What is asked – Reproduce the listing below exactly. Pictures do not belong in the copy.

Extracted data –
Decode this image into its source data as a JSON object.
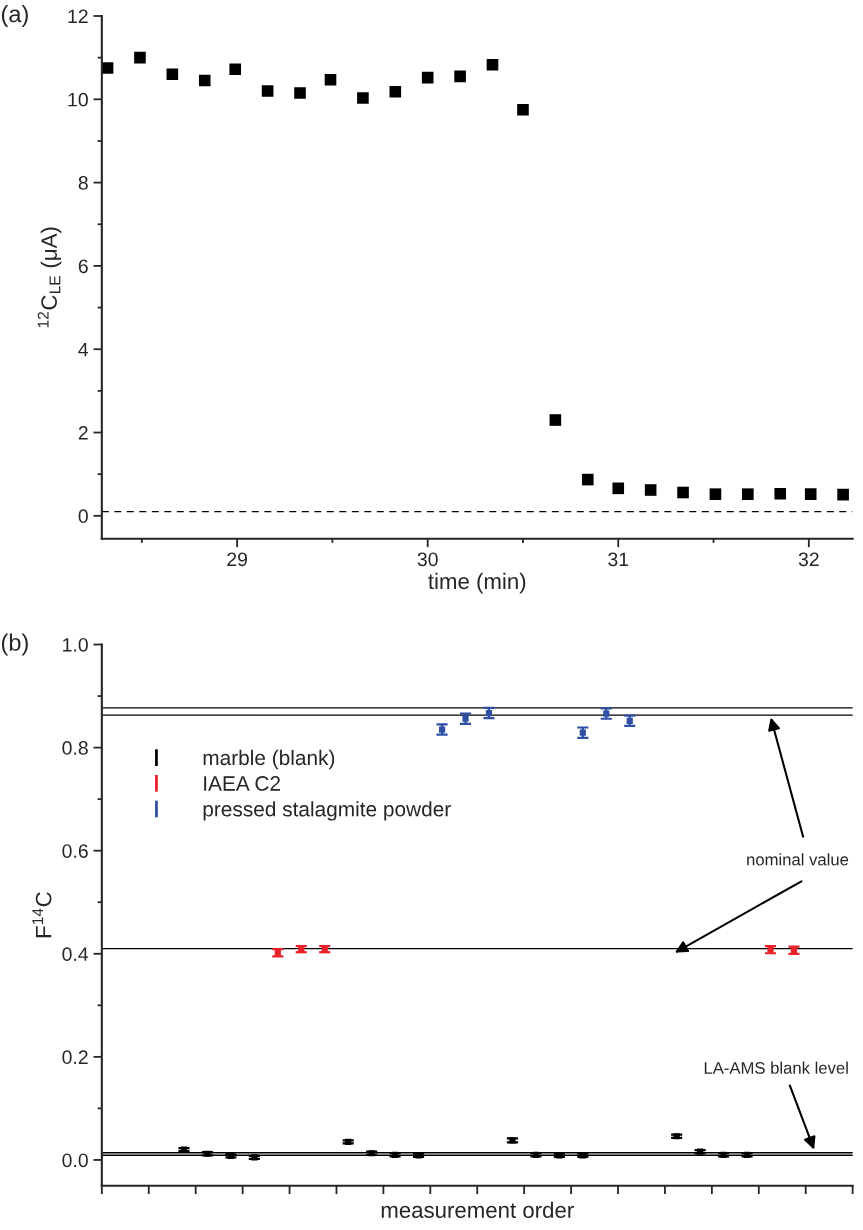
{
  "chart_data": [
    {
      "type": "scatter",
      "xlabel": "time (min)",
      "ylabel": "$^{12}$C$_{LE}$ (μA)",
      "annotations": [
        "(a)"
      ],
      "x": [
        28.32,
        28.49,
        28.66,
        28.83,
        28.99,
        29.16,
        29.33,
        29.49,
        29.66,
        29.83,
        30.0,
        30.17,
        30.34,
        30.5,
        30.67,
        30.84,
        31.0,
        31.17,
        31.34,
        31.51,
        31.68,
        31.85,
        32.01,
        32.18
      ],
      "series": [
        {
          "color": "#000000",
          "values": [
            10.75,
            11.0,
            10.6,
            10.45,
            10.72,
            10.2,
            10.15,
            10.47,
            10.03,
            10.18,
            10.52,
            10.55,
            10.83,
            9.75,
            2.3,
            0.87,
            0.66,
            0.62,
            0.56,
            0.52,
            0.52,
            0.53,
            0.52,
            0.51
          ]
        }
      ],
      "marker": "square",
      "xlim": [
        28.29,
        32.23
      ],
      "ylim": [
        -0.55,
        12
      ],
      "xticks": [
        29,
        30,
        31,
        32
      ],
      "yticks": [
        0,
        2,
        4,
        6,
        8,
        10,
        12
      ],
      "ref_lines": [
        {
          "axis": "y",
          "value": 0.1,
          "label": null,
          "color": "#000000",
          "line_style": "dashed"
        }
      ],
      "grid": false
    },
    {
      "type": "scatter",
      "xlabel": "measurement order",
      "ylabel": "F$^{14}$C",
      "annotations": [
        "(b)",
        "nominal value",
        "LA-AMS blank level"
      ],
      "categories": [
        null,
        null,
        null,
        null,
        null,
        null,
        null,
        null,
        null,
        null,
        null,
        null,
        null,
        null,
        null,
        null,
        null,
        null,
        null,
        null,
        null,
        null,
        null,
        null,
        null,
        null,
        null,
        null,
        null,
        null,
        null,
        null
      ],
      "series": [
        {
          "name": "marble (blank)",
          "color": "#000000",
          "values": [
            null,
            null,
            null,
            0.02,
            0.012,
            0.008,
            0.005,
            null,
            null,
            null,
            0.035,
            0.013,
            0.01,
            0.009,
            null,
            null,
            null,
            0.038,
            0.01,
            0.009,
            0.009,
            null,
            null,
            null,
            0.046,
            0.016,
            0.01,
            0.01,
            null,
            null,
            null,
            null
          ],
          "errors": [
            null,
            null,
            null,
            0.003,
            0.003,
            0.003,
            0.003,
            null,
            null,
            null,
            0.003,
            0.003,
            0.003,
            0.003,
            null,
            null,
            null,
            0.004,
            0.003,
            0.003,
            0.003,
            null,
            null,
            null,
            0.003,
            0.003,
            0.003,
            0.003,
            null,
            null,
            null,
            null
          ]
        },
        {
          "name": "IAEA C2",
          "color": "#e8202a",
          "values": [
            null,
            null,
            null,
            null,
            null,
            null,
            null,
            0.402,
            0.409,
            0.409,
            null,
            null,
            null,
            null,
            null,
            null,
            null,
            null,
            null,
            null,
            null,
            null,
            null,
            null,
            null,
            null,
            null,
            null,
            0.408,
            0.407,
            null,
            null
          ],
          "errors": [
            null,
            null,
            null,
            null,
            null,
            null,
            null,
            0.007,
            0.006,
            0.006,
            null,
            null,
            null,
            null,
            null,
            null,
            null,
            null,
            null,
            null,
            null,
            null,
            null,
            null,
            null,
            null,
            null,
            null,
            0.007,
            0.007,
            null,
            null
          ]
        },
        {
          "name": "pressed stalagmite powder",
          "color": "#2e4fa3",
          "values": [
            null,
            null,
            null,
            null,
            null,
            null,
            null,
            null,
            null,
            null,
            null,
            null,
            null,
            null,
            0.835,
            0.856,
            0.867,
            null,
            null,
            null,
            0.829,
            0.866,
            0.852,
            null,
            null,
            null,
            null,
            null,
            null,
            null,
            null,
            null
          ],
          "errors": [
            null,
            null,
            null,
            null,
            null,
            null,
            null,
            null,
            null,
            null,
            null,
            null,
            null,
            null,
            0.01,
            0.01,
            0.01,
            null,
            null,
            null,
            0.01,
            0.01,
            0.01,
            null,
            null,
            null,
            null,
            null,
            null,
            null,
            null,
            null
          ]
        }
      ],
      "ylim": [
        -0.05,
        1.0
      ],
      "yticks": [
        {
          "value": 0,
          "label": "0.0"
        },
        0.2,
        0.4,
        0.6,
        0.8,
        {
          "value": 1.0,
          "label": "1.0"
        }
      ],
      "ref_lines": [
        {
          "axis": "y",
          "value": 0.877,
          "label": null,
          "color": "#000000"
        },
        {
          "axis": "y",
          "value": 0.863,
          "label": null,
          "color": "#000000"
        },
        {
          "axis": "y",
          "value": 0.41,
          "label": null,
          "color": "#000000"
        },
        {
          "axis": "y",
          "value": 0.014,
          "label": null,
          "color": "#000000"
        },
        {
          "axis": "y",
          "value": 0.009,
          "label": null,
          "color": "#000000"
        }
      ],
      "legend": "top left",
      "tick_labels": "y",
      "marker": "square",
      "grid": false
    }
  ]
}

Solution for this task –
Decode this image into its source data as a JSON object.
{
  "chart_data": [
    {
      "type": "scatter",
      "xlabel": "time (min)",
      "ylabel": "$^{12}$C$_{LE}$ (μA)",
      "annotations": [
        "(a)"
      ],
      "x": [
        28.32,
        28.49,
        28.66,
        28.83,
        28.99,
        29.16,
        29.33,
        29.49,
        29.66,
        29.83,
        30.0,
        30.17,
        30.34,
        30.5,
        30.67,
        30.84,
        31.0,
        31.17,
        31.34,
        31.51,
        31.68,
        31.85,
        32.01,
        32.18
      ],
      "series": [
        {
          "color": "#000000",
          "values": [
            10.75,
            11.0,
            10.6,
            10.45,
            10.72,
            10.2,
            10.15,
            10.47,
            10.03,
            10.18,
            10.52,
            10.55,
            10.83,
            9.75,
            2.3,
            0.87,
            0.66,
            0.62,
            0.56,
            0.52,
            0.52,
            0.53,
            0.52,
            0.51
          ]
        }
      ],
      "marker": "square",
      "xlim": [
        28.29,
        32.23
      ],
      "ylim": [
        -0.55,
        12
      ],
      "xticks": [
        29,
        30,
        31,
        32
      ],
      "yticks": [
        0,
        2,
        4,
        6,
        8,
        10,
        12
      ],
      "ref_lines": [
        {
          "axis": "y",
          "value": 0.1,
          "label": null,
          "color": "#000000",
          "line_style": "dashed"
        }
      ],
      "grid": false
    },
    {
      "type": "scatter",
      "xlabel": "measurement order",
      "ylabel": "F$^{14}$C",
      "annotations": [
        "(b)",
        "nominal value",
        "LA-AMS blank level"
      ],
      "categories": [
        null,
        null,
        null,
        null,
        null,
        null,
        null,
        null,
        null,
        null,
        null,
        null,
        null,
        null,
        null,
        null,
        null,
        null,
        null,
        null,
        null,
        null,
        null,
        null,
        null,
        null,
        null,
        null,
        null,
        null,
        null,
        null
      ],
      "series": [
        {
          "name": "marble (blank)",
          "color": "#000000",
          "values": [
            null,
            null,
            null,
            0.02,
            0.012,
            0.008,
            0.005,
            null,
            null,
            null,
            0.035,
            0.013,
            0.01,
            0.009,
            null,
            null,
            null,
            0.038,
            0.01,
            0.009,
            0.009,
            null,
            null,
            null,
            0.046,
            0.016,
            0.01,
            0.01,
            null,
            null,
            null,
            null
          ],
          "errors": [
            null,
            null,
            null,
            0.003,
            0.003,
            0.003,
            0.003,
            null,
            null,
            null,
            0.003,
            0.003,
            0.003,
            0.003,
            null,
            null,
            null,
            0.004,
            0.003,
            0.003,
            0.003,
            null,
            null,
            null,
            0.003,
            0.003,
            0.003,
            0.003,
            null,
            null,
            null,
            null
          ]
        },
        {
          "name": "IAEA C2",
          "color": "#e8202a",
          "values": [
            null,
            null,
            null,
            null,
            null,
            null,
            null,
            0.402,
            0.409,
            0.409,
            null,
            null,
            null,
            null,
            null,
            null,
            null,
            null,
            null,
            null,
            null,
            null,
            null,
            null,
            null,
            null,
            null,
            null,
            0.408,
            0.407,
            null,
            null
          ],
          "errors": [
            null,
            null,
            null,
            null,
            null,
            null,
            null,
            0.007,
            0.006,
            0.006,
            null,
            null,
            null,
            null,
            null,
            null,
            null,
            null,
            null,
            null,
            null,
            null,
            null,
            null,
            null,
            null,
            null,
            null,
            0.007,
            0.007,
            null,
            null
          ]
        },
        {
          "name": "pressed stalagmite powder",
          "color": "#2e4fa3",
          "values": [
            null,
            null,
            null,
            null,
            null,
            null,
            null,
            null,
            null,
            null,
            null,
            null,
            null,
            null,
            0.835,
            0.856,
            0.867,
            null,
            null,
            null,
            0.829,
            0.866,
            0.852,
            null,
            null,
            null,
            null,
            null,
            null,
            null,
            null,
            null
          ],
          "errors": [
            null,
            null,
            null,
            null,
            null,
            null,
            null,
            null,
            null,
            null,
            null,
            null,
            null,
            null,
            0.01,
            0.01,
            0.01,
            null,
            null,
            null,
            0.01,
            0.01,
            0.01,
            null,
            null,
            null,
            null,
            null,
            null,
            null,
            null,
            null
          ]
        }
      ],
      "ylim": [
        -0.05,
        1.0
      ],
      "yticks": [
        {
          "value": 0,
          "label": "0.0"
        },
        0.2,
        0.4,
        0.6,
        0.8,
        {
          "value": 1.0,
          "label": "1.0"
        }
      ],
      "ref_lines": [
        {
          "axis": "y",
          "value": 0.877,
          "label": null,
          "color": "#000000"
        },
        {
          "axis": "y",
          "value": 0.863,
          "label": null,
          "color": "#000000"
        },
        {
          "axis": "y",
          "value": 0.41,
          "label": null,
          "color": "#000000"
        },
        {
          "axis": "y",
          "value": 0.014,
          "label": null,
          "color": "#000000"
        },
        {
          "axis": "y",
          "value": 0.009,
          "label": null,
          "color": "#000000"
        }
      ],
      "legend": "top left",
      "tick_labels": "y",
      "marker": "square",
      "grid": false
    }
  ]
}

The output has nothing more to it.